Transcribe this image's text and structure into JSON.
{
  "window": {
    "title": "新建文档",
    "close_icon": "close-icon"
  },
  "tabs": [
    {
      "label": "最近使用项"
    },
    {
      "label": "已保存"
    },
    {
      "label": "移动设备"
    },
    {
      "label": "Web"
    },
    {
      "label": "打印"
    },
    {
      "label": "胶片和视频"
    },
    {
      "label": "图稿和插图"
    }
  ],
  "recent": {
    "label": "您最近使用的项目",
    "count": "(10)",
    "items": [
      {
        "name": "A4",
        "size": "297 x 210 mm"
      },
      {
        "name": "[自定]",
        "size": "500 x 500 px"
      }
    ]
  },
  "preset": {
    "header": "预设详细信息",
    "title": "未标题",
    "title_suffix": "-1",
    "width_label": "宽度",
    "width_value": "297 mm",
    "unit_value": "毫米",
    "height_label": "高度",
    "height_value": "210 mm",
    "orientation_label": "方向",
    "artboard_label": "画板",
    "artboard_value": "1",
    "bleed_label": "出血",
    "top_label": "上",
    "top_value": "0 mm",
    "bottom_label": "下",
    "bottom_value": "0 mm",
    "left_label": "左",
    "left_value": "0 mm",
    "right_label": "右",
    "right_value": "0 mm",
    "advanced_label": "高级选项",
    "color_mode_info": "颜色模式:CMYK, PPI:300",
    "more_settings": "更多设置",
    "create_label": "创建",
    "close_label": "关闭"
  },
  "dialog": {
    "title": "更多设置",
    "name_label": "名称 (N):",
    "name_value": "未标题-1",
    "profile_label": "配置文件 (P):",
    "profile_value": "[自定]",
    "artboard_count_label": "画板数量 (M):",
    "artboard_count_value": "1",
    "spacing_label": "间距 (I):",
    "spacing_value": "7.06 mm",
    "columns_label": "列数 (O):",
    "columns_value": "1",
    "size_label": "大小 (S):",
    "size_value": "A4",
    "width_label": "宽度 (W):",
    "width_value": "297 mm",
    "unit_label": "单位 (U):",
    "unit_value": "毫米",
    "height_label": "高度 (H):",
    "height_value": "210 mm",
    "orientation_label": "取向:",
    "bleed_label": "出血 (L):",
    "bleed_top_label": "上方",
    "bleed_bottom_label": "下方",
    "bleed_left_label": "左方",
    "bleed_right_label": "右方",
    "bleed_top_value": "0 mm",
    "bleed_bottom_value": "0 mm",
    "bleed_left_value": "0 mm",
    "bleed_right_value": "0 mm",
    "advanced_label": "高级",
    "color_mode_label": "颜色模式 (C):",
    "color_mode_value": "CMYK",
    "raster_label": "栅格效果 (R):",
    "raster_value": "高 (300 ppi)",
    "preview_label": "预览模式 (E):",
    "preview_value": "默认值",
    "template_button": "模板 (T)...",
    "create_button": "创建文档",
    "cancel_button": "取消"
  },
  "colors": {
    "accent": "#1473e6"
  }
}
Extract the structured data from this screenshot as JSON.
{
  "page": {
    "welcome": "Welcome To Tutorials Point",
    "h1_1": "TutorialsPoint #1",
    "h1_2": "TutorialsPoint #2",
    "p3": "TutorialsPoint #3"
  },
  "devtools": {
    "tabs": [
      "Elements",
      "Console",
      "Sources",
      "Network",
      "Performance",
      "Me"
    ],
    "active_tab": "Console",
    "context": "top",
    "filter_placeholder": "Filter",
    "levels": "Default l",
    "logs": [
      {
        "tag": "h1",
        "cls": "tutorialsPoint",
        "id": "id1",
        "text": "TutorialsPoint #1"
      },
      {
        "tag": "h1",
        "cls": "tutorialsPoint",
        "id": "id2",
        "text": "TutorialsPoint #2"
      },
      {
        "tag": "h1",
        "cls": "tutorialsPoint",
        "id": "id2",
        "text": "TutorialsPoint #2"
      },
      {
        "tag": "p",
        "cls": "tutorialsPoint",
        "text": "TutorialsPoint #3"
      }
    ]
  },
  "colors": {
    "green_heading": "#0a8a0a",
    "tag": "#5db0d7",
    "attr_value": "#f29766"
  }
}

* What is expected: All of the data must be returned exactly.

* Answer to this problem:
Transcribe this image's text and structure into JSON.
{
  "window": {
    "title": "新建文档",
    "close_icon": "close-icon"
  },
  "tabs": [
    {
      "label": "最近使用项"
    },
    {
      "label": "已保存"
    },
    {
      "label": "移动设备"
    },
    {
      "label": "Web"
    },
    {
      "label": "打印"
    },
    {
      "label": "胶片和视频"
    },
    {
      "label": "图稿和插图"
    }
  ],
  "recent": {
    "label": "您最近使用的项目",
    "count": "(10)",
    "items": [
      {
        "name": "A4",
        "size": "297 x 210 mm"
      },
      {
        "name": "[自定]",
        "size": "500 x 500 px"
      }
    ]
  },
  "preset": {
    "header": "预设详细信息",
    "title": "未标题",
    "title_suffix": "-1",
    "width_label": "宽度",
    "width_value": "297 mm",
    "unit_value": "毫米",
    "height_label": "高度",
    "height_value": "210 mm",
    "orientation_label": "方向",
    "artboard_label": "画板",
    "artboard_value": "1",
    "bleed_label": "出血",
    "top_label": "上",
    "top_value": "0 mm",
    "bottom_label": "下",
    "bottom_value": "0 mm",
    "left_label": "左",
    "left_value": "0 mm",
    "right_label": "右",
    "right_value": "0 mm",
    "advanced_label": "高级选项",
    "color_mode_info": "颜色模式:CMYK, PPI:300",
    "more_settings": "更多设置",
    "create_label": "创建",
    "close_label": "关闭"
  },
  "dialog": {
    "title": "更多设置",
    "name_label": "名称 (N):",
    "name_value": "未标题-1",
    "profile_label": "配置文件 (P):",
    "profile_value": "[自定]",
    "artboard_count_label": "画板数量 (M):",
    "artboard_count_value": "1",
    "spacing_label": "间距 (I):",
    "spacing_value": "7.06 mm",
    "columns_label": "列数 (O):",
    "columns_value": "1",
    "size_label": "大小 (S):",
    "size_value": "A4",
    "width_label": "宽度 (W):",
    "width_value": "297 mm",
    "unit_label": "单位 (U):",
    "unit_value": "毫米",
    "height_label": "高度 (H):",
    "height_value": "210 mm",
    "orientation_label": "取向:",
    "bleed_label": "出血 (L):",
    "bleed_top_label": "上方",
    "bleed_bottom_label": "下方",
    "bleed_left_label": "左方",
    "bleed_right_label": "右方",
    "bleed_top_value": "0 mm",
    "bleed_bottom_value": "0 mm",
    "bleed_left_value": "0 mm",
    "bleed_right_value": "0 mm",
    "advanced_label": "高级",
    "color_mode_label": "颜色模式 (C):",
    "color_mode_value": "CMYK",
    "raster_label": "栅格效果 (R):",
    "raster_value": "高 (300 ppi)",
    "preview_label": "预览模式 (E):",
    "preview_value": "默认值",
    "template_button": "模板 (T)...",
    "create_button": "创建文档",
    "cancel_button": "取消"
  },
  "colors": {
    "accent": "#1473e6"
  }
}
Extract the structured data from this screenshot as JSON.
{
  "page": {
    "welcome": "Welcome To Tutorials Point",
    "h1_1": "TutorialsPoint #1",
    "h1_2": "TutorialsPoint #2",
    "p3": "TutorialsPoint #3"
  },
  "devtools": {
    "tabs": [
      "Elements",
      "Console",
      "Sources",
      "Network",
      "Performance",
      "Me"
    ],
    "active_tab": "Console",
    "context": "top",
    "filter_placeholder": "Filter",
    "levels": "Default l",
    "logs": [
      {
        "tag": "h1",
        "cls": "tutorialsPoint",
        "id": "id1",
        "text": "TutorialsPoint #1"
      },
      {
        "tag": "h1",
        "cls": "tutorialsPoint",
        "id": "id2",
        "text": "TutorialsPoint #2"
      },
      {
        "tag": "h1",
        "cls": "tutorialsPoint",
        "id": "id2",
        "text": "TutorialsPoint #2"
      },
      {
        "tag": "p",
        "cls": "tutorialsPoint",
        "text": "TutorialsPoint #3"
      }
    ]
  },
  "colors": {
    "green_heading": "#0a8a0a",
    "tag": "#5db0d7",
    "attr_value": "#f29766"
  }
}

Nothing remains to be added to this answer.